___ RECORD EXTRACTS ___

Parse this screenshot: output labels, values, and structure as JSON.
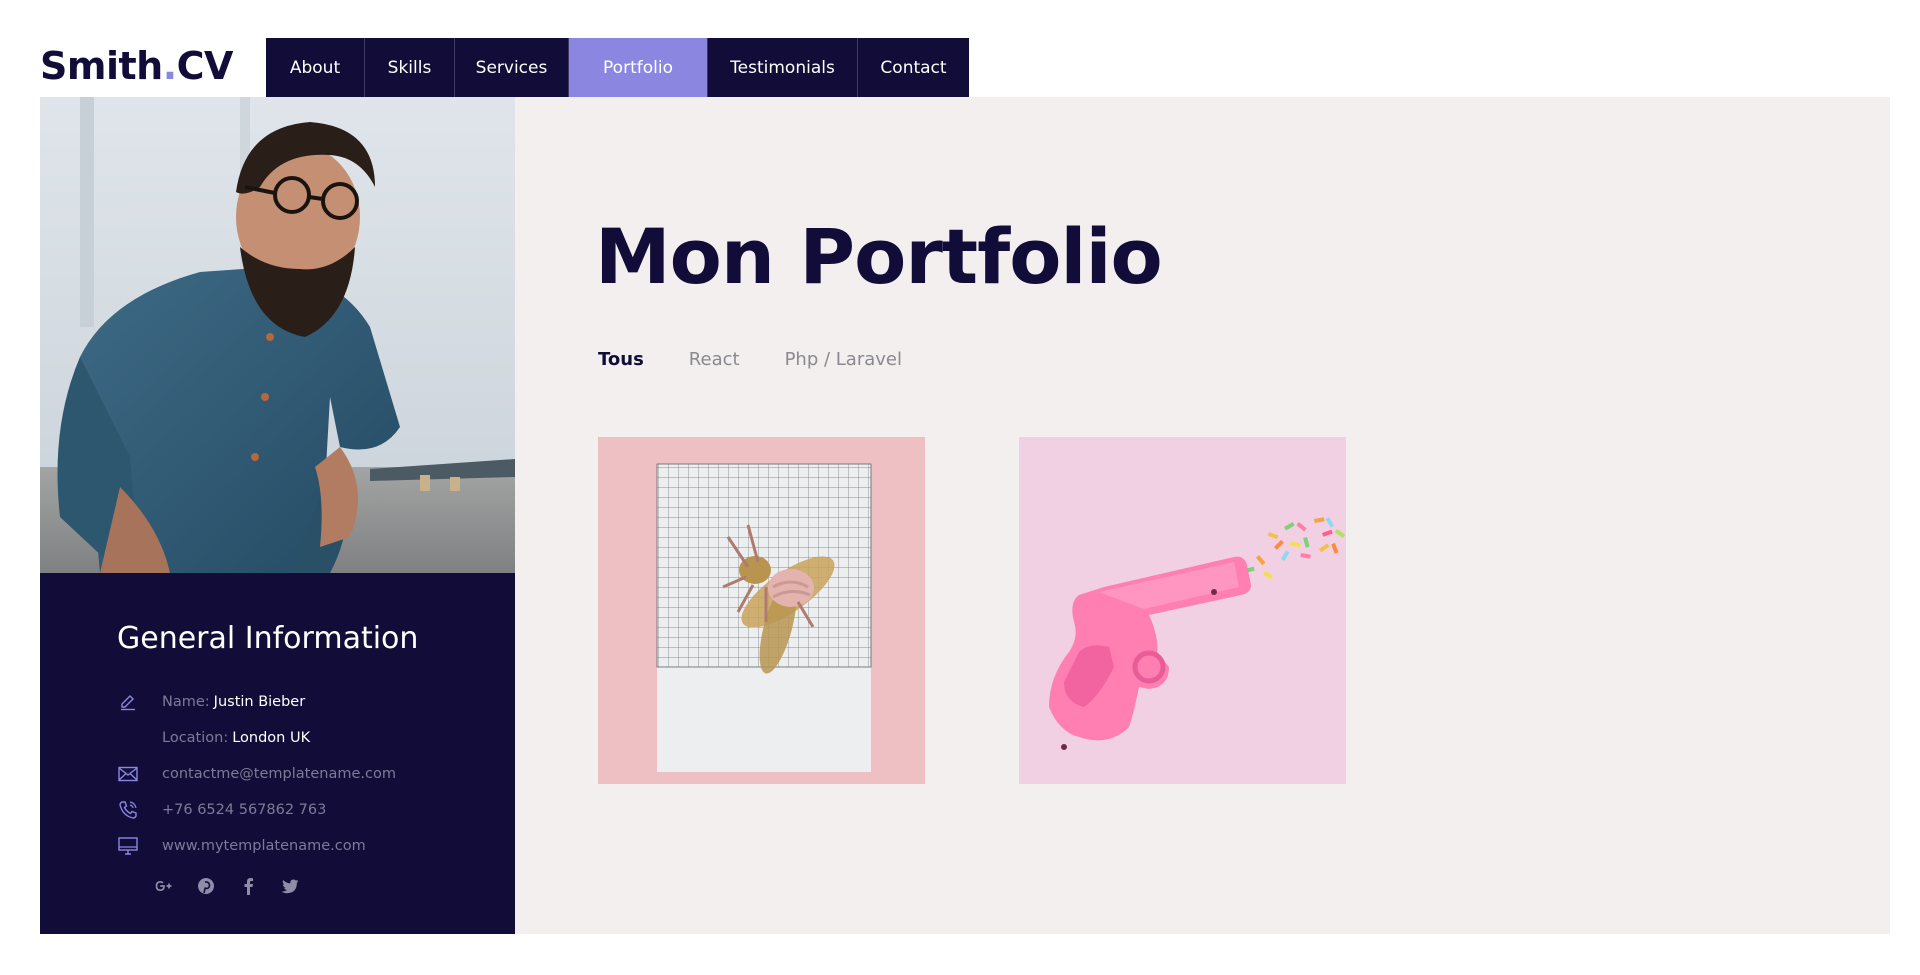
{
  "header": {
    "logo_main": "Smith",
    "logo_dot": ".",
    "logo_suffix": "CV",
    "nav": [
      {
        "label": "About"
      },
      {
        "label": "Skills"
      },
      {
        "label": "Services"
      },
      {
        "label": "Portfolio",
        "active": true
      },
      {
        "label": "Testimonials"
      },
      {
        "label": "Contact"
      }
    ]
  },
  "sidebar": {
    "title": "General Information",
    "name_label": "Name:",
    "name_value": "Justin Bieber",
    "location_label": "Location:",
    "location_value": "London UK",
    "email": "contactme@templatename.com",
    "phone": "+76 6524 567862 763",
    "website": "www.mytemplatename.com",
    "socials": [
      "google-plus-icon",
      "pinterest-icon",
      "facebook-icon",
      "twitter-icon"
    ]
  },
  "main": {
    "title": "Mon Portfolio",
    "filters": [
      {
        "label": "Tous",
        "active": true
      },
      {
        "label": "React"
      },
      {
        "label": "Php / Laravel"
      }
    ],
    "items": [
      "golden-bee-on-grid-paper",
      "pink-toy-gun-with-sprinkles"
    ]
  },
  "colors": {
    "navy": "#110d38",
    "accent": "#8b87e0",
    "panel_bg": "#f3efef"
  }
}
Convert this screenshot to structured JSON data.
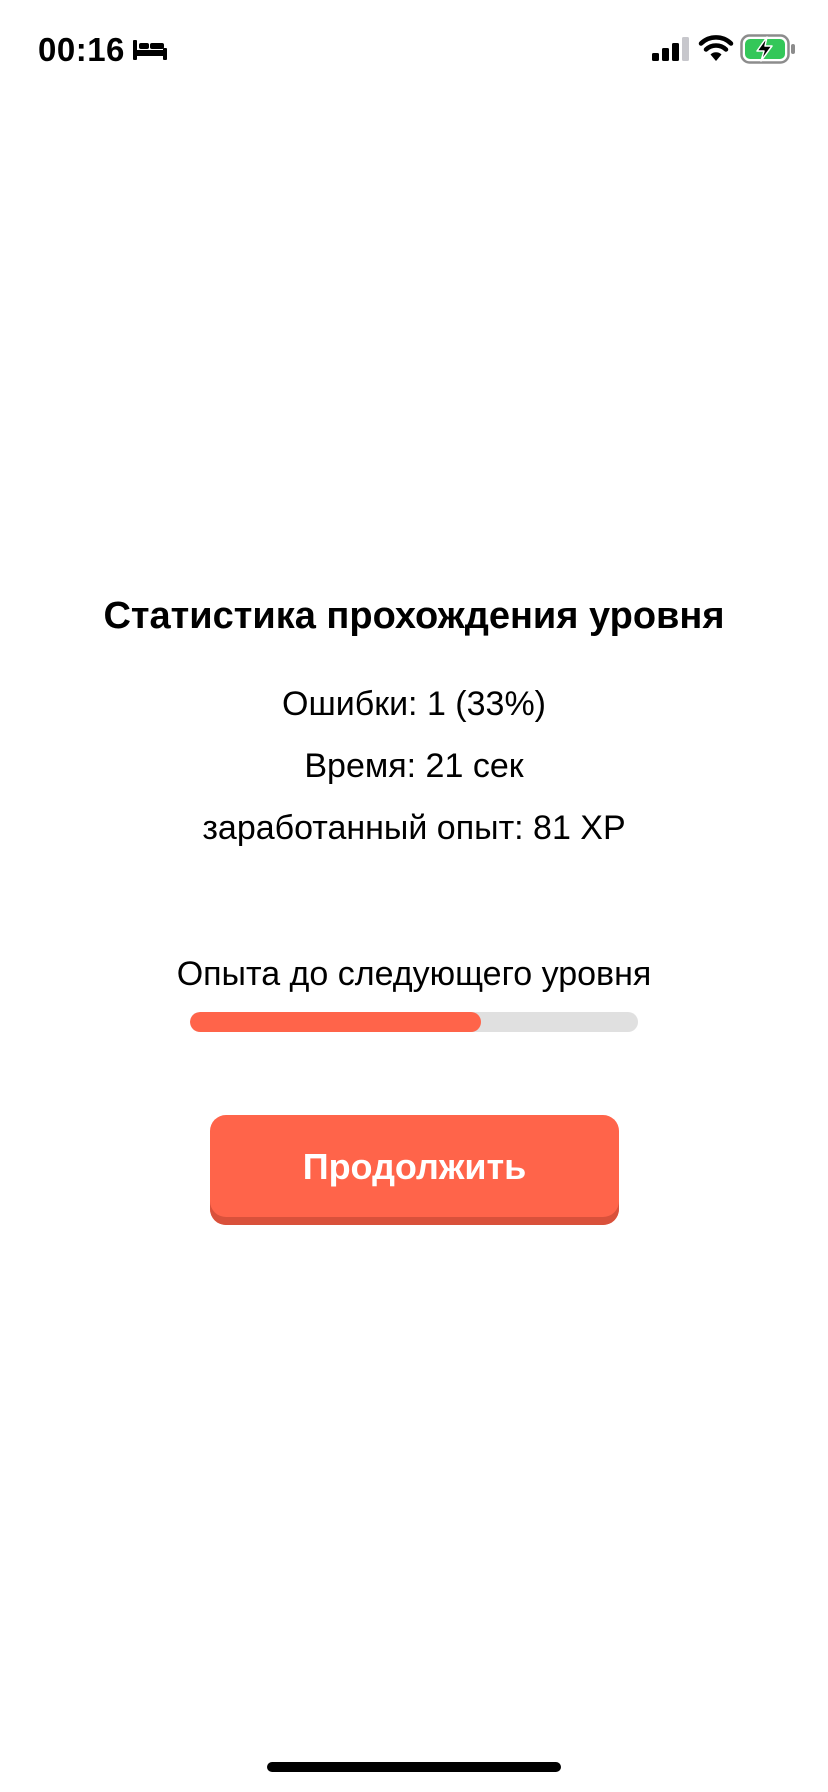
{
  "status_bar": {
    "time": "00:16",
    "icons": [
      "bed-icon",
      "cellular-signal-icon",
      "wifi-icon",
      "battery-charging-icon"
    ]
  },
  "stats": {
    "title": "Статистика прохождения уровня",
    "errors": "Ошибки: 1 (33%)",
    "time": "Время: 21 сек",
    "xp_earned": "заработанный опыт: 81 XP"
  },
  "progress": {
    "label": "Опыта до следующего уровня",
    "fraction": 0.65
  },
  "continue_button": {
    "label": "Продолжить"
  },
  "colors": {
    "accent": "#ff644a",
    "accent_shadow": "#d9513b",
    "track": "#e0e0e0",
    "battery_green": "#34c759"
  }
}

___

• _REQUIREMENTS_
Copy down every line of the material above that includes the string "this".

• _THE ANSWER_
Parse this screenshot: output labels, values, and structure as JSON.
Convert this screenshot to structured JSON data.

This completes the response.